* Supplied passage:

Content starts

Many residents in an ExtraCare retirement community live with dementia. Additionally, many residents also live with other common conditions that affect their mental wellbeing, such as depression and anxiety. Although these can have a notable impact on quality of life, living independently is still possible.
Living in an ExtraCare community may be able to help you if you have a dementia diagnosis.
Dementia can be very misunderstood. It is not a condition in its own right; it is a syndrome, a collection of symptoms linked to a wide range of diseases that cause damage to the brain.
There are many different types of dementia; the most common are Alzheimer’s disease and Vascular dementia, although there are many more.
Dementia symptoms include memory impairment, difficulties with problem solving, regulation of behaviour and even visual perception difficulties.
Around 850,000 people are estimated to be living with a dementia in the UK and although age is a key risk factor in developing a dementia-related disease, dementia is not purely an older people’s issue as it does affect younger people also.
ExtraCare has a long history of supporting people living with dementia. Between 2007 and 2009 we embarked on a research study into delivering a new dementia service for our residents. This led us to creating our Enriched Opportunities Programme, a dedicated service run by specially-trained staff called Locksmiths.
For full research results, click here.
Aging & Mental Health Journal: EOP article
Read the National Audit Office's report on the Enriched Opportunities Programme®.
The term Locksmith was originally chosen due to its ambiguity, although it had meaning; we wanted to emphasise that this is a role that unpicks issues and unlocks potential. This was at a time when the terms dementia or mental health were considered a barrier.
We have now changed the name of this service to the Dementia and Mental Wellbeing Service, and our former Locksmiths are now known as Dementia and Mental Wellbeing Enablers.

Content ends

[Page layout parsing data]
Content starts

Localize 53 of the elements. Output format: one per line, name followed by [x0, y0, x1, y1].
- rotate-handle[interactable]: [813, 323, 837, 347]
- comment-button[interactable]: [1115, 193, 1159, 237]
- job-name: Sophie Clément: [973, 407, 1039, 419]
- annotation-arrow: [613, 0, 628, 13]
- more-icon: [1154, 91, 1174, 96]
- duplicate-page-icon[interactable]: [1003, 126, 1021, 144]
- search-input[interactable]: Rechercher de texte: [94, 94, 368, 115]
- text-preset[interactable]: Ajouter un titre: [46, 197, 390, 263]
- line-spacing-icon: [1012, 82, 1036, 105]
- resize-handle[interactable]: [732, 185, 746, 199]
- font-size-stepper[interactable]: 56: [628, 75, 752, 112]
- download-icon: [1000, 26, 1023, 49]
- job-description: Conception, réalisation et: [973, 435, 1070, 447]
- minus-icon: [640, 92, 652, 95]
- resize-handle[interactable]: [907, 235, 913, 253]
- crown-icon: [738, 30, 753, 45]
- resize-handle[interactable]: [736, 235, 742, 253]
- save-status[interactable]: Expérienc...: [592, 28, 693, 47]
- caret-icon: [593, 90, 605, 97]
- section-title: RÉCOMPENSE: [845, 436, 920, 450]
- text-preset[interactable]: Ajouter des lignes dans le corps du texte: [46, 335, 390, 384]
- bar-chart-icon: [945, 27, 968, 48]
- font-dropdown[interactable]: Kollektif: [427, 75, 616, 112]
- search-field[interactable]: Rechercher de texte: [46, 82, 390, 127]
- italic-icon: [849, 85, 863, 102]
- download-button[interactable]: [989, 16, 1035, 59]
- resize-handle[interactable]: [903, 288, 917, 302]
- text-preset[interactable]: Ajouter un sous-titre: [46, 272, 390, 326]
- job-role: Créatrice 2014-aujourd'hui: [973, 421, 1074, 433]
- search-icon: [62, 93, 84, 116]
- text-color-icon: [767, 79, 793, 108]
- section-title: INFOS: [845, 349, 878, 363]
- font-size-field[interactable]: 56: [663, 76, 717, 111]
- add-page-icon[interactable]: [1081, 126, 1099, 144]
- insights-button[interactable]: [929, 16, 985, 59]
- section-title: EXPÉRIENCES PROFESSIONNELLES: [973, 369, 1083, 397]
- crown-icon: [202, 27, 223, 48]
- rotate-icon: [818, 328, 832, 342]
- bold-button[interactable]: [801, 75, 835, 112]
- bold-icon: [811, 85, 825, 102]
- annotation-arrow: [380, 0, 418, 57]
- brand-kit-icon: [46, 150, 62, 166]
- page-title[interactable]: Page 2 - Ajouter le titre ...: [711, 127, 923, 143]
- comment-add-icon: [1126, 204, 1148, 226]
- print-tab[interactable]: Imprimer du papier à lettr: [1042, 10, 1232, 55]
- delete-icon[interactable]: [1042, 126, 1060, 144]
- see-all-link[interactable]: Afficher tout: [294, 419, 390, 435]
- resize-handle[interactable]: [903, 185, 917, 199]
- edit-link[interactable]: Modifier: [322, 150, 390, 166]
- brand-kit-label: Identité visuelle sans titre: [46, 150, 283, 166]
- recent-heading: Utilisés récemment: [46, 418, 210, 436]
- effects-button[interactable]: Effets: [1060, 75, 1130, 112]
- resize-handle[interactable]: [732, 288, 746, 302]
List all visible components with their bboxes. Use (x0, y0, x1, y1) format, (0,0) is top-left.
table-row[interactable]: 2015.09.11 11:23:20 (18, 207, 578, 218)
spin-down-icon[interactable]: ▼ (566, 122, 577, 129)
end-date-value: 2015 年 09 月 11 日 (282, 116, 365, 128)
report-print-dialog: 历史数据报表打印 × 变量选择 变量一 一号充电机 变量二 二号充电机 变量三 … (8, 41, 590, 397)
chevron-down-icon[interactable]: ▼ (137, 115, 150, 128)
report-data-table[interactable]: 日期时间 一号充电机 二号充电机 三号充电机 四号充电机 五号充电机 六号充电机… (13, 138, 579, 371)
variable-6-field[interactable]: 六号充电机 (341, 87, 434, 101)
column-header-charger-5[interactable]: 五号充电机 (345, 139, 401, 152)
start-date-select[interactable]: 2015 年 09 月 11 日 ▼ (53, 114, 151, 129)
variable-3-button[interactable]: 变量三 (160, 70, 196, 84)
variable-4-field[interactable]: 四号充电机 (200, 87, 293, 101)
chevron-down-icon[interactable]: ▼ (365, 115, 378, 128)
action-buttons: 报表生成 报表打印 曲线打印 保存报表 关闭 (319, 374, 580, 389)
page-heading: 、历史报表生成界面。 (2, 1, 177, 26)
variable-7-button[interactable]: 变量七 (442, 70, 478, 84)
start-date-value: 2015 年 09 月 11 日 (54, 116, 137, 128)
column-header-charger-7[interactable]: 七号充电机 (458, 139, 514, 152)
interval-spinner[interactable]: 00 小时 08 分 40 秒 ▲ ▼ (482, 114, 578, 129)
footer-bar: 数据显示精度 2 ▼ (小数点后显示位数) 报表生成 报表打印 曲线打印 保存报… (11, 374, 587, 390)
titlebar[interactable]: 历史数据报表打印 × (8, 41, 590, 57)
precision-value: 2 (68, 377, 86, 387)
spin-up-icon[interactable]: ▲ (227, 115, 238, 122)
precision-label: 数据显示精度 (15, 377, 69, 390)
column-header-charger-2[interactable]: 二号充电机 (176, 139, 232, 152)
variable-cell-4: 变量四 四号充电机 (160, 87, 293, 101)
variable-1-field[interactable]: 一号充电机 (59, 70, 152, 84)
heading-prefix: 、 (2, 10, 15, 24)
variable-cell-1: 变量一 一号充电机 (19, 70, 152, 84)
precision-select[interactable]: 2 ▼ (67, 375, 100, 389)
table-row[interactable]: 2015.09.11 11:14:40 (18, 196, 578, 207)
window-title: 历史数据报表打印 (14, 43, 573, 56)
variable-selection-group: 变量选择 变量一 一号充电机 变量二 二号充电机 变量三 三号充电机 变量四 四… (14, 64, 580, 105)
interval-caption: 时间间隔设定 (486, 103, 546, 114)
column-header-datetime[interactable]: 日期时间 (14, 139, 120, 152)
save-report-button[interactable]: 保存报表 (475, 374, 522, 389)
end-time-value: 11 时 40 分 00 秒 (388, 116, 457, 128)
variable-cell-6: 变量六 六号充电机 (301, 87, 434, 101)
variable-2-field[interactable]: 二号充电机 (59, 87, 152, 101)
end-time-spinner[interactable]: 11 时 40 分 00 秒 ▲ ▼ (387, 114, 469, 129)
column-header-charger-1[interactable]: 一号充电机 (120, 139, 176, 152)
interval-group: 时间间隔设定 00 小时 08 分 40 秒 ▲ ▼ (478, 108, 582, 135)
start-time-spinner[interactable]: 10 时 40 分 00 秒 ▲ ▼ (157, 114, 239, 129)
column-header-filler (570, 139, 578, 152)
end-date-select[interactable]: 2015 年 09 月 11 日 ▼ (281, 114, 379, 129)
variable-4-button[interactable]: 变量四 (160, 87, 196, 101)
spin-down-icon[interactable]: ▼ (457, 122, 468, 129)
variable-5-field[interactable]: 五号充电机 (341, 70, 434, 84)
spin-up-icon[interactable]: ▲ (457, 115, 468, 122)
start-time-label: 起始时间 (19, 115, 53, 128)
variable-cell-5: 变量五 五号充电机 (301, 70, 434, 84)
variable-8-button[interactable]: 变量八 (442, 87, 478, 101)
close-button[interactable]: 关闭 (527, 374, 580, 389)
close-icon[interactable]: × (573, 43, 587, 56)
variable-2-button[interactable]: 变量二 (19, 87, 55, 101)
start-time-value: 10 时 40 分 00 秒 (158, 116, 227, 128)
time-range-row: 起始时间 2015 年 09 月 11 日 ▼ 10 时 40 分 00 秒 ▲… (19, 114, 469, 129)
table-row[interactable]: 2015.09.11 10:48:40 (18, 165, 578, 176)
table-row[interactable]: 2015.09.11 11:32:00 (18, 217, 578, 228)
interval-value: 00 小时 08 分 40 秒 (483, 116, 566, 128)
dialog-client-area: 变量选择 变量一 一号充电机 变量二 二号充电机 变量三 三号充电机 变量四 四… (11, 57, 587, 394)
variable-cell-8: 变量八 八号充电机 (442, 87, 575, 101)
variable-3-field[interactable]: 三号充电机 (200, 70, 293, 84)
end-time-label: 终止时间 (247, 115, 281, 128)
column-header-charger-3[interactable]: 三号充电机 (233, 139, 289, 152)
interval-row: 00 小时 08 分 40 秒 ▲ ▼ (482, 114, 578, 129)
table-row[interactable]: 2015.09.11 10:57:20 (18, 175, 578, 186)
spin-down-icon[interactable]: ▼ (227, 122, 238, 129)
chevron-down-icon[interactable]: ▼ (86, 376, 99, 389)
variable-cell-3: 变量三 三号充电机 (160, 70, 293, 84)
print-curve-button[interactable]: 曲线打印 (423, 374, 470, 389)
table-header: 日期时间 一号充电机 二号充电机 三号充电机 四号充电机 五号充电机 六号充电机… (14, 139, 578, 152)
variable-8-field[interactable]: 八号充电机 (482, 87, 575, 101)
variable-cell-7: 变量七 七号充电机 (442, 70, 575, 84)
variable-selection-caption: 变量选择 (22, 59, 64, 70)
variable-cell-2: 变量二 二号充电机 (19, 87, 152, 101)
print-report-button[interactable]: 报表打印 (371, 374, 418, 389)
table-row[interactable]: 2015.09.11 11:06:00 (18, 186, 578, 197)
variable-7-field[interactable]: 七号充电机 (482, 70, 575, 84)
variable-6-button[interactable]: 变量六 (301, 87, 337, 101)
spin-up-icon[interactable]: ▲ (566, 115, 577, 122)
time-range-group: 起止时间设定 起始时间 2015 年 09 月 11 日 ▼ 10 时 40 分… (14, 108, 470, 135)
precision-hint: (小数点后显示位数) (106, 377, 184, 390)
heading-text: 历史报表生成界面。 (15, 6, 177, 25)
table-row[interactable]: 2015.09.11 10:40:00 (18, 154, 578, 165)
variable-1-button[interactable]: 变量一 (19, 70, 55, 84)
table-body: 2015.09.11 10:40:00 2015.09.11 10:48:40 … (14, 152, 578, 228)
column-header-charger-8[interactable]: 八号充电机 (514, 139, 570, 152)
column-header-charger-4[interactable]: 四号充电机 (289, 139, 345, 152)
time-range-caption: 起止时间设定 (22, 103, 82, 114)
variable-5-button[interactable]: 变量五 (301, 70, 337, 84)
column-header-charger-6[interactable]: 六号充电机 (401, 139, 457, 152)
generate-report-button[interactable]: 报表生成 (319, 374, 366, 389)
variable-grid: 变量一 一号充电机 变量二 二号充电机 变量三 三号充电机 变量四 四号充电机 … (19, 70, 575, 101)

Content ends

* Work task A: Rewrite the paragraph of the ExtraCare dementia passage that begins "ExtraCare has a long history" as a short bulleted list, keeping its main facts.
* Work task B: Carry the ExtraCare dementia passage forward from its final sentence with a few more sentences in the same style.
Nothing here requires the records.

* Expected answer A:
- ExtraCare has long supported people living with dementia.
- From 2007 to 2009 it carried out a research study into delivering a new dementia service for its residents.
- That study led to the Enriched Opportunities Programme, a dedicated service run by specially trained staff called Locksmiths.

* Expected answer B:
This is a change that makes the purpose of the service clearer, retains what makes it unique but also reflects what is taking place outside of ExtraCare, where people are realising that it is okay to use the terms dementia and mental health or wellbeing. This language aims to reduce stigma and encourages factual talk about issues related to dementia and mental health. We want to encourage people to be open about their physical and mental health, and to know what support is available if they need it.
Our dedicated Dementia and Mental Wellbeing Enablers to support residents living with dementia and common mental health conditions.
Because everyone experiences dementia differently, it is not always possible to say how long an ExtraCare scheme or village may meet your needs.
Many people have remained living well in our communities with varying levels of dementia and we support individuals, their families and other professionals involved in their care and support by making adjustments as dementia progresses.
Your living arrangements should allow you to remain safe, maintain your dignity and have a good quality of life. If we felt that living in one of our communities was no longer meeting your needs; then there come be a time that we would work with you and those involved in your care to find an alternative. For example, this may be a smaller care setting, with a higher level of care available.